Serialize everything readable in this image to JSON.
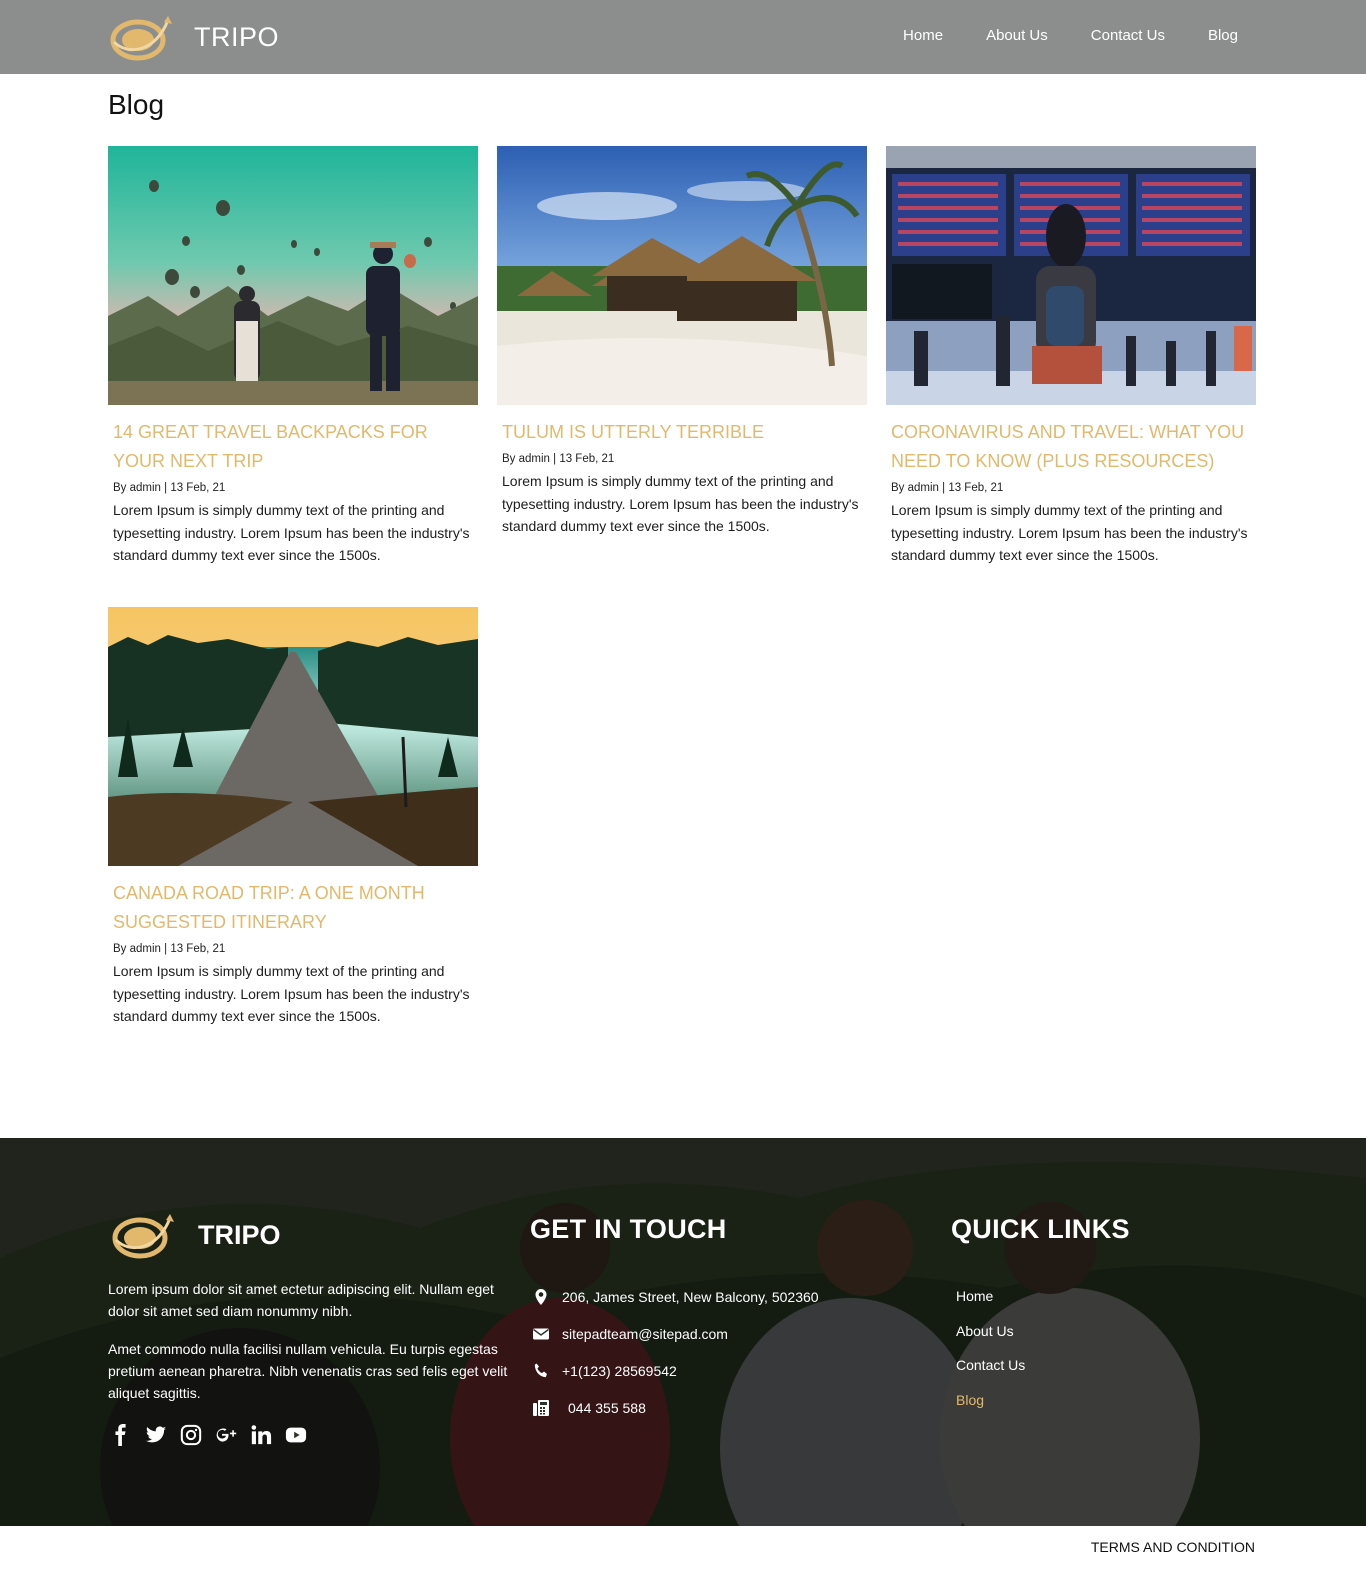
{
  "brand": {
    "name": "TRIPO",
    "accent": "#e2b96c",
    "header_bg": "#8c8e8d"
  },
  "nav": [
    {
      "label": "Home"
    },
    {
      "label": "About Us"
    },
    {
      "label": "Contact Us"
    },
    {
      "label": "Blog"
    }
  ],
  "page": {
    "title": "Blog"
  },
  "posts": [
    {
      "title": "14 GREAT TRAVEL BACKPACKS FOR YOUR NEXT TRIP",
      "meta": "By admin | 13 Feb, 21",
      "excerpt": "Lorem Ipsum is simply dummy text of the printing and typesetting industry. Lorem Ipsum has been the industry's standard dummy text ever since the 1500s.",
      "image": "hot-air-balloons-photographer"
    },
    {
      "title": "TULUM IS UTTERLY TERRIBLE",
      "meta": "By admin | 13 Feb, 21",
      "excerpt": "Lorem Ipsum is simply dummy text of the printing and typesetting industry. Lorem Ipsum has been the industry's standard dummy text ever since the 1500s.",
      "image": "beach-huts-palm"
    },
    {
      "title": "CORONAVIRUS AND TRAVEL: WHAT YOU NEED TO KNOW (PLUS RESOURCES)",
      "meta": "By admin | 13 Feb, 21",
      "excerpt": "Lorem Ipsum is simply dummy text of the printing and typesetting industry. Lorem Ipsum has been the industry's standard dummy text ever since the 1500s.",
      "image": "airport-departure-board"
    },
    {
      "title": "CANADA ROAD TRIP: A ONE MONTH SUGGESTED ITINERARY",
      "meta": "By admin | 13 Feb, 21",
      "excerpt": "Lorem Ipsum is simply dummy text of the printing and typesetting industry. Lorem Ipsum has been the industry's standard dummy text ever since the 1500s.",
      "image": "misty-forest-road"
    }
  ],
  "footer": {
    "brand": "TRIPO",
    "about_1": "Lorem ipsum dolor sit amet ectetur adipiscing elit. Nullam eget dolor sit amet sed diam nonummy nibh.",
    "about_2": "Amet commodo nulla facilisi nullam vehicula. Eu turpis egestas pretium aenean pharetra. Nibh venenatis cras sed felis eget velit aliquet sagittis.",
    "social": [
      "facebook-icon",
      "twitter-icon",
      "instagram-icon",
      "google-plus-icon",
      "linkedin-icon",
      "youtube-icon"
    ],
    "contact": {
      "heading": "GET IN TOUCH",
      "address": "206, James Street, New Balcony, 502360",
      "email": "sitepadteam@sitepad.com",
      "phone": "+1(123) 28569542",
      "fax": "044 355 588"
    },
    "links": {
      "heading": "QUICK LINKS",
      "items": [
        {
          "label": "Home"
        },
        {
          "label": "About Us"
        },
        {
          "label": "Contact Us"
        },
        {
          "label": "Blog"
        }
      ],
      "active_color": "#e2b96c"
    },
    "terms": "TERMS AND CONDITION"
  }
}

◇ ◇ ◇

Reproduce the data exactly as it appears above. Pictures are to be left out.

- _PROBLEM SOLUTION_:
Serialize everything readable in this image to JSON.
{
  "brand": {
    "name": "TRIPO",
    "accent": "#e2b96c",
    "header_bg": "#8c8e8d"
  },
  "nav": [
    {
      "label": "Home"
    },
    {
      "label": "About Us"
    },
    {
      "label": "Contact Us"
    },
    {
      "label": "Blog"
    }
  ],
  "page": {
    "title": "Blog"
  },
  "posts": [
    {
      "title": "14 GREAT TRAVEL BACKPACKS FOR YOUR NEXT TRIP",
      "meta": "By admin | 13 Feb, 21",
      "excerpt": "Lorem Ipsum is simply dummy text of the printing and typesetting industry. Lorem Ipsum has been the industry's standard dummy text ever since the 1500s.",
      "image": "hot-air-balloons-photographer"
    },
    {
      "title": "TULUM IS UTTERLY TERRIBLE",
      "meta": "By admin | 13 Feb, 21",
      "excerpt": "Lorem Ipsum is simply dummy text of the printing and typesetting industry. Lorem Ipsum has been the industry's standard dummy text ever since the 1500s.",
      "image": "beach-huts-palm"
    },
    {
      "title": "CORONAVIRUS AND TRAVEL: WHAT YOU NEED TO KNOW (PLUS RESOURCES)",
      "meta": "By admin | 13 Feb, 21",
      "excerpt": "Lorem Ipsum is simply dummy text of the printing and typesetting industry. Lorem Ipsum has been the industry's standard dummy text ever since the 1500s.",
      "image": "airport-departure-board"
    },
    {
      "title": "CANADA ROAD TRIP: A ONE MONTH SUGGESTED ITINERARY",
      "meta": "By admin | 13 Feb, 21",
      "excerpt": "Lorem Ipsum is simply dummy text of the printing and typesetting industry. Lorem Ipsum has been the industry's standard dummy text ever since the 1500s.",
      "image": "misty-forest-road"
    }
  ],
  "footer": {
    "brand": "TRIPO",
    "about_1": "Lorem ipsum dolor sit amet ectetur adipiscing elit. Nullam eget dolor sit amet sed diam nonummy nibh.",
    "about_2": "Amet commodo nulla facilisi nullam vehicula. Eu turpis egestas pretium aenean pharetra. Nibh venenatis cras sed felis eget velit aliquet sagittis.",
    "social": [
      "facebook-icon",
      "twitter-icon",
      "instagram-icon",
      "google-plus-icon",
      "linkedin-icon",
      "youtube-icon"
    ],
    "contact": {
      "heading": "GET IN TOUCH",
      "address": "206, James Street, New Balcony, 502360",
      "email": "sitepadteam@sitepad.com",
      "phone": "+1(123) 28569542",
      "fax": "044 355 588"
    },
    "links": {
      "heading": "QUICK LINKS",
      "items": [
        {
          "label": "Home"
        },
        {
          "label": "About Us"
        },
        {
          "label": "Contact Us"
        },
        {
          "label": "Blog"
        }
      ],
      "active_color": "#e2b96c"
    },
    "terms": "TERMS AND CONDITION"
  }
}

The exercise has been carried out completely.